→ The problem:
Go through the listing below and list every line with "JSON".

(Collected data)
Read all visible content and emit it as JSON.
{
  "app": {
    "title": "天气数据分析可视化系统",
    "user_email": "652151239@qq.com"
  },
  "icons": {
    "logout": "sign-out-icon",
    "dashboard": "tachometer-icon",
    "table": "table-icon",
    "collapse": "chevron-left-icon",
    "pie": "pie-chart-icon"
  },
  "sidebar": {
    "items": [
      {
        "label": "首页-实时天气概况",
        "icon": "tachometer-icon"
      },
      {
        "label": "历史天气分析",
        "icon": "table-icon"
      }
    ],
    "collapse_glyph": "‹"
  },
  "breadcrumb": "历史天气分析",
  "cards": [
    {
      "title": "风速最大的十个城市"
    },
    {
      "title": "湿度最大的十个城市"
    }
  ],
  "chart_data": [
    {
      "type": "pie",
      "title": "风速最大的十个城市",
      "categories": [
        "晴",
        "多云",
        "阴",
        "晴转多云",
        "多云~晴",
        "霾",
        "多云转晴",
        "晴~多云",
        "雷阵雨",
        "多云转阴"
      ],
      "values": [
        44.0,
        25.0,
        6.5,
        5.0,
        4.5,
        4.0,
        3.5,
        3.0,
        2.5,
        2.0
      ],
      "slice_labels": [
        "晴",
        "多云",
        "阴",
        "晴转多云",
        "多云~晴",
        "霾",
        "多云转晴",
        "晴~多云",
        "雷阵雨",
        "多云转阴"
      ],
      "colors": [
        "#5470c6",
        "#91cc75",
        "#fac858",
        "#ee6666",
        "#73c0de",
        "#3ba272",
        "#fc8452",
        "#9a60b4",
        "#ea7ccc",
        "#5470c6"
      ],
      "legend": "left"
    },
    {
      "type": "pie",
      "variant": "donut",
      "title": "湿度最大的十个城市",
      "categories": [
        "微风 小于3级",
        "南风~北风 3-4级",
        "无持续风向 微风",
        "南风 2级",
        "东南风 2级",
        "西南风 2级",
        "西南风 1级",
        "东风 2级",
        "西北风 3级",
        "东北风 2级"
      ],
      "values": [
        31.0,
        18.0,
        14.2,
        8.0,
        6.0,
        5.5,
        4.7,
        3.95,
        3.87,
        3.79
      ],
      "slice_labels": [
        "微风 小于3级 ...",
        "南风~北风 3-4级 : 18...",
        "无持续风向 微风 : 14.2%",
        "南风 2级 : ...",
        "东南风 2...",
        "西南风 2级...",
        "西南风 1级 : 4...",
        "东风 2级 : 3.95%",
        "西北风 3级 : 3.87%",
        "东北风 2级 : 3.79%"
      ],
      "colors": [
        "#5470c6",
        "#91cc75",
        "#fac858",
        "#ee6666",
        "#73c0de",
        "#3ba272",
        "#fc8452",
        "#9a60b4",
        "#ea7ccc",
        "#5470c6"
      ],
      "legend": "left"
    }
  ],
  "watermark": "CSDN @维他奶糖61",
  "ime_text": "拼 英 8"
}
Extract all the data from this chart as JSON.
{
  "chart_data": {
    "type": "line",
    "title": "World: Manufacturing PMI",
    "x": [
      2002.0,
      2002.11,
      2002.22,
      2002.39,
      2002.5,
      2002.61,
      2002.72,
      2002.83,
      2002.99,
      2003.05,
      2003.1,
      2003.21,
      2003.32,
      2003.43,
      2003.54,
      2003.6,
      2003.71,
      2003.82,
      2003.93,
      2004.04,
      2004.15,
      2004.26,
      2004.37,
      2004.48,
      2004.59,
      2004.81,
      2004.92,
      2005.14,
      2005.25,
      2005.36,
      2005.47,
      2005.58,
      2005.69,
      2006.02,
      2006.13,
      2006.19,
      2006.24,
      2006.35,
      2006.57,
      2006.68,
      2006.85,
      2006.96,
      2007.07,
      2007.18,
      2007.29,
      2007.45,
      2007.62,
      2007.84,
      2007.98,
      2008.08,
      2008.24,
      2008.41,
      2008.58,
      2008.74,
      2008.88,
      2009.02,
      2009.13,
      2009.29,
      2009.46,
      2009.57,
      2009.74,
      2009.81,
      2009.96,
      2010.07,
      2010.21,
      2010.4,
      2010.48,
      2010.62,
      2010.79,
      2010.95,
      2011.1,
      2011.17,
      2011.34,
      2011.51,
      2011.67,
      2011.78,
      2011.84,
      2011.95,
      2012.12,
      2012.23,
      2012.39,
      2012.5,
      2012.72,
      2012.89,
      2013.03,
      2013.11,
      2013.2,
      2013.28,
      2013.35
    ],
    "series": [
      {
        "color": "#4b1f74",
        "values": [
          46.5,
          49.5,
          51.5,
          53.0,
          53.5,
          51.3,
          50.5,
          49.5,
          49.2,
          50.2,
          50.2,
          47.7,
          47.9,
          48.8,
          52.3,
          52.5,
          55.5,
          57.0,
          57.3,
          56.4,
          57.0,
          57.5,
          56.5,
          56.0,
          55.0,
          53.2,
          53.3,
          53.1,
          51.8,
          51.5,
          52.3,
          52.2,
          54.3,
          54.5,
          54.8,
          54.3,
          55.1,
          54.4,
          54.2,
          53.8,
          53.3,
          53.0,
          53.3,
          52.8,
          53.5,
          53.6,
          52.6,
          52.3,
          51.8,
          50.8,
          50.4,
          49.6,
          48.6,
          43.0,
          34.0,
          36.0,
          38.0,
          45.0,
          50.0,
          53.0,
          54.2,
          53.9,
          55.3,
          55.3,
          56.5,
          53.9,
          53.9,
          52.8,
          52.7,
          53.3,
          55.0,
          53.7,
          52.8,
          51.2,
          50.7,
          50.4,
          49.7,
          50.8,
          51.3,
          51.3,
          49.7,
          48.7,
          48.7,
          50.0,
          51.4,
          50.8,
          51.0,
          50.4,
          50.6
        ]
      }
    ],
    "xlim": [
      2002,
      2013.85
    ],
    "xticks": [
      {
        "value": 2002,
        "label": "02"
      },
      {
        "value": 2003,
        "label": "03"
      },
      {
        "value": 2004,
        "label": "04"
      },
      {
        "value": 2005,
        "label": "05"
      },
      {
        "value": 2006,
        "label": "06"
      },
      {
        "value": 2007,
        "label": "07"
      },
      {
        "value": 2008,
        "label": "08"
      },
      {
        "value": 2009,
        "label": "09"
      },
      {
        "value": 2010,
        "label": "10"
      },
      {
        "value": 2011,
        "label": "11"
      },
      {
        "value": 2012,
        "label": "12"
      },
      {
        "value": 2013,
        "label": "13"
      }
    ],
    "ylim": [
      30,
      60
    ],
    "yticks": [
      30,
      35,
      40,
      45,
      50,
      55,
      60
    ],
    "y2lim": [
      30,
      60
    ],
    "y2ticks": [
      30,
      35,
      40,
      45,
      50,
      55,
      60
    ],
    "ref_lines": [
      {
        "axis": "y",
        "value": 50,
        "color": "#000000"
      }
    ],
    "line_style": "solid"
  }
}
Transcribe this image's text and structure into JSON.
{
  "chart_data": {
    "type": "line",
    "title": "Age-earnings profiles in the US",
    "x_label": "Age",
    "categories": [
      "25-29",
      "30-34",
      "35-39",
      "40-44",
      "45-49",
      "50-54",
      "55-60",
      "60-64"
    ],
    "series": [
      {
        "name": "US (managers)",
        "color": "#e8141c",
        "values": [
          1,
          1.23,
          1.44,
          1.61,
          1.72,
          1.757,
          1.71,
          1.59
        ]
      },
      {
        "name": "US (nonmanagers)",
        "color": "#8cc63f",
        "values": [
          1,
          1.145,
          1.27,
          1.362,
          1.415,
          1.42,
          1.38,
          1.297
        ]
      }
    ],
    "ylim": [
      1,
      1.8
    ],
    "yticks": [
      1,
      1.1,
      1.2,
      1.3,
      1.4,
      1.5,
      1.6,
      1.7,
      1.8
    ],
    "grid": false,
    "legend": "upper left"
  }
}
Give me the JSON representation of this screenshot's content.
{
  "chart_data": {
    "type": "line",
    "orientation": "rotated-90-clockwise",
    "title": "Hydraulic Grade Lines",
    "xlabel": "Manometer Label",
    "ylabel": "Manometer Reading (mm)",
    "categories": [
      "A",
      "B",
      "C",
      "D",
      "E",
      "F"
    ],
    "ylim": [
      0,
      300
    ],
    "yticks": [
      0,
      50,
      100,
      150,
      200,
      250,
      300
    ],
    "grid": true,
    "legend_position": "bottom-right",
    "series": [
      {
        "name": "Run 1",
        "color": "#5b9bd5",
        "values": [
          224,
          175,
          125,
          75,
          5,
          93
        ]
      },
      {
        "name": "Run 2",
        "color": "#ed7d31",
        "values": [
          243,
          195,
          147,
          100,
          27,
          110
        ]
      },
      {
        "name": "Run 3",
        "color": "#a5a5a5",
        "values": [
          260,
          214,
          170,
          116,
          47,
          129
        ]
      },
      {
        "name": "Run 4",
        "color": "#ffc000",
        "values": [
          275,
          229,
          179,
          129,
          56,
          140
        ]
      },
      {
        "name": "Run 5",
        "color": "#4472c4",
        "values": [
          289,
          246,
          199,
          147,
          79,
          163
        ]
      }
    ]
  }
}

→ Result of this exercise:
Read all visible content and emit it as JSON.
Extract all the data from this chart as JSON.
Transcribe this image's text and structure into JSON.
Give me the JSON representation of this screenshot's content.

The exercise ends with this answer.